Required work. Go through the records underneath and write each one out again exactly.

----------------

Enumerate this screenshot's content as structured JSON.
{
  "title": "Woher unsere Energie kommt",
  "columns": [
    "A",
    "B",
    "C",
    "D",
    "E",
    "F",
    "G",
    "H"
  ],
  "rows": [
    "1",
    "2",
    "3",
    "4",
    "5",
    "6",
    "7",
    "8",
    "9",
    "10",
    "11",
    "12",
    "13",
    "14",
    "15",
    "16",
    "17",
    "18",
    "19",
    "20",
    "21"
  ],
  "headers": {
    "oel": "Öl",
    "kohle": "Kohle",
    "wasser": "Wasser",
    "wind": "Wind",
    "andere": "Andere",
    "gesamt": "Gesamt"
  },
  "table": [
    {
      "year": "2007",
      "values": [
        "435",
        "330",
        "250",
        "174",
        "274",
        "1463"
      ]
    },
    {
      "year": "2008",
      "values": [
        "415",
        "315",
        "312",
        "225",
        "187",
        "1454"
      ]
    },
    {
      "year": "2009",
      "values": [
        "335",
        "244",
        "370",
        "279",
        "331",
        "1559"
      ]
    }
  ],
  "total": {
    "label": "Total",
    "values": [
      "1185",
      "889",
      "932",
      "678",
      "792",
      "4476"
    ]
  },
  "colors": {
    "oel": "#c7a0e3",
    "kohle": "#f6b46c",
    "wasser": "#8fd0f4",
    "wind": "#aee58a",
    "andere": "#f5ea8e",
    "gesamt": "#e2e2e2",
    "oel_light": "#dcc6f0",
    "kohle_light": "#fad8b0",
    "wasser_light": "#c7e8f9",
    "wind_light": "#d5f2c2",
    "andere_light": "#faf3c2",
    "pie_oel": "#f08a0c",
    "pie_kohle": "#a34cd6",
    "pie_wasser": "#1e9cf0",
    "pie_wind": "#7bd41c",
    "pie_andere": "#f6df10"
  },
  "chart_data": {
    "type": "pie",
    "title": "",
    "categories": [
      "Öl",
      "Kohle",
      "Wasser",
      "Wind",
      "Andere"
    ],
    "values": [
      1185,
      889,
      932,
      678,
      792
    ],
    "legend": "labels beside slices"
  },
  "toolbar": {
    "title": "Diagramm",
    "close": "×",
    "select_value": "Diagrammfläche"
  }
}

----------------

Full output.
Enumerate this screenshot's content as structured JSON.
{
  "title": "Woher unsere Energie kommt",
  "columns": [
    "A",
    "B",
    "C",
    "D",
    "E",
    "F",
    "G",
    "H"
  ],
  "rows": [
    "1",
    "2",
    "3",
    "4",
    "5",
    "6",
    "7",
    "8",
    "9",
    "10",
    "11",
    "12",
    "13",
    "14",
    "15",
    "16",
    "17",
    "18",
    "19",
    "20",
    "21"
  ],
  "headers": {
    "oel": "Öl",
    "kohle": "Kohle",
    "wasser": "Wasser",
    "wind": "Wind",
    "andere": "Andere",
    "gesamt": "Gesamt"
  },
  "table": [
    {
      "year": "2007",
      "values": [
        "435",
        "330",
        "250",
        "174",
        "274",
        "1463"
      ]
    },
    {
      "year": "2008",
      "values": [
        "415",
        "315",
        "312",
        "225",
        "187",
        "1454"
      ]
    },
    {
      "year": "2009",
      "values": [
        "335",
        "244",
        "370",
        "279",
        "331",
        "1559"
      ]
    }
  ],
  "total": {
    "label": "Total",
    "values": [
      "1185",
      "889",
      "932",
      "678",
      "792",
      "4476"
    ]
  },
  "colors": {
    "oel": "#c7a0e3",
    "kohle": "#f6b46c",
    "wasser": "#8fd0f4",
    "wind": "#aee58a",
    "andere": "#f5ea8e",
    "gesamt": "#e2e2e2",
    "oel_light": "#dcc6f0",
    "kohle_light": "#fad8b0",
    "wasser_light": "#c7e8f9",
    "wind_light": "#d5f2c2",
    "andere_light": "#faf3c2",
    "pie_oel": "#f08a0c",
    "pie_kohle": "#a34cd6",
    "pie_wasser": "#1e9cf0",
    "pie_wind": "#7bd41c",
    "pie_andere": "#f6df10"
  },
  "chart_data": {
    "type": "pie",
    "title": "",
    "categories": [
      "Öl",
      "Kohle",
      "Wasser",
      "Wind",
      "Andere"
    ],
    "values": [
      1185,
      889,
      932,
      678,
      792
    ],
    "legend": "labels beside slices"
  },
  "toolbar": {
    "title": "Diagramm",
    "close": "×",
    "select_value": "Diagrammfläche"
  }
}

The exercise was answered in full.